**Aim of the exercise:** Write out each line beneath this one exactly as it reads.

**Provided material:**
※ ※ ※
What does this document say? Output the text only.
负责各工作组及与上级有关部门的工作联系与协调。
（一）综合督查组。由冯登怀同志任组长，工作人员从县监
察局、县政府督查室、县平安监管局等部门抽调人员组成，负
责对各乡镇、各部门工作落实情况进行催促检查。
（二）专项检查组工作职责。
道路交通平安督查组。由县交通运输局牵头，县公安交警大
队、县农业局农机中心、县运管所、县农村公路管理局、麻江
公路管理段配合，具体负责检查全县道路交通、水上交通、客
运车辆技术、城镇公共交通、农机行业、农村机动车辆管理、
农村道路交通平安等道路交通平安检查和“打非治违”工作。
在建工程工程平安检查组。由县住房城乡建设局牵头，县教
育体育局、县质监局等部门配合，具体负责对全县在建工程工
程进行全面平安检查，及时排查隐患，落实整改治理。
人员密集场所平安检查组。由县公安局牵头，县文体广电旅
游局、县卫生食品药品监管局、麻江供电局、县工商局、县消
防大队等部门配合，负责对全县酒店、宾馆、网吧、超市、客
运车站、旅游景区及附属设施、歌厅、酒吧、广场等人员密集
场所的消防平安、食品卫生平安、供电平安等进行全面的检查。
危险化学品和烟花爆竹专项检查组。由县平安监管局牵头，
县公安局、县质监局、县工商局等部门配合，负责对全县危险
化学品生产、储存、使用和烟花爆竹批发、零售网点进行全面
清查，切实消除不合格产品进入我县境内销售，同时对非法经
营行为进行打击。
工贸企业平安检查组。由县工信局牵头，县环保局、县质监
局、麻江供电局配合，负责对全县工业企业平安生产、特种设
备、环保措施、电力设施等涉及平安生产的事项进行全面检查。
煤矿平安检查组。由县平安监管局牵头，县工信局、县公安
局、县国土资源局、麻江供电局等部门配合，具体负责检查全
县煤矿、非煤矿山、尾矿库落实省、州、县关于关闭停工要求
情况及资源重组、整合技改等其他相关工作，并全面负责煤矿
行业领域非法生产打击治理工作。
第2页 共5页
※ ※ ※
**Complete answer:**
What does this document say? Output the text only.
负责各工作组及与上级有关部门的工作联系与协调。
（一）综合督查组。由冯登怀同志任组长，工作人员从县监
察局、县政府督查室、县平安监管局等部门抽调人员组成，负
责对各乡镇、各部门工作落实情况进行催促检查。
（二）专项检查组工作职责。
道路交通平安督查组。由县交通运输局牵头，县公安交警大
队、县农业局农机中心、县运管所、县农村公路管理局、麻江
公路管理段配合，具体负责检查全县道路交通、水上交通、客
运车辆技术、城镇公共交通、农机行业、农村机动车辆管理、
农村道路交通平安等道路交通平安检查和“打非治违”工作。
在建工程工程平安检查组。由县住房城乡建设局牵头，县教
育体育局、县质监局等部门配合，具体负责对全县在建工程工
程进行全面平安检查，及时排查隐患，落实整改治理。
人员密集场所平安检查组。由县公安局牵头，县文体广电旅
游局、县卫生食品药品监管局、麻江供电局、县工商局、县消
防大队等部门配合，负责对全县酒店、宾馆、网吧、超市、客
运车站、旅游景区及附属设施、歌厅、酒吧、广场等人员密集
场所的消防平安、食品卫生平安、供电平安等进行全面的检查。
危险化学品和烟花爆竹专项检查组。由县平安监管局牵头，
县公安局、县质监局、县工商局等部门配合，负责对全县危险
化学品生产、储存、使用和烟花爆竹批发、零售网点进行全面
清查，切实消除不合格产品进入我县境内销售，同时对非法经
营行为进行打击。
工贸企业平安检查组。由县工信局牵头，县环保局、县质监
局、麻江供电局配合，负责对全县工业企业平安生产、特种设
备、环保措施、电力设施等涉及平安生产的事项进行全面检查。
煤矿平安检查组。由县平安监管局牵头，县工信局、县公安
局、县国土资源局、麻江供电局等部门配合，具体负责检查全
县煤矿、非煤矿山、尾矿库落实省、州、县关于关闭停工要求
情况及资源重组、整合技改等其他相关工作，并全面负责煤矿
行业领域非法生产打击治理工作。
第2页 共5页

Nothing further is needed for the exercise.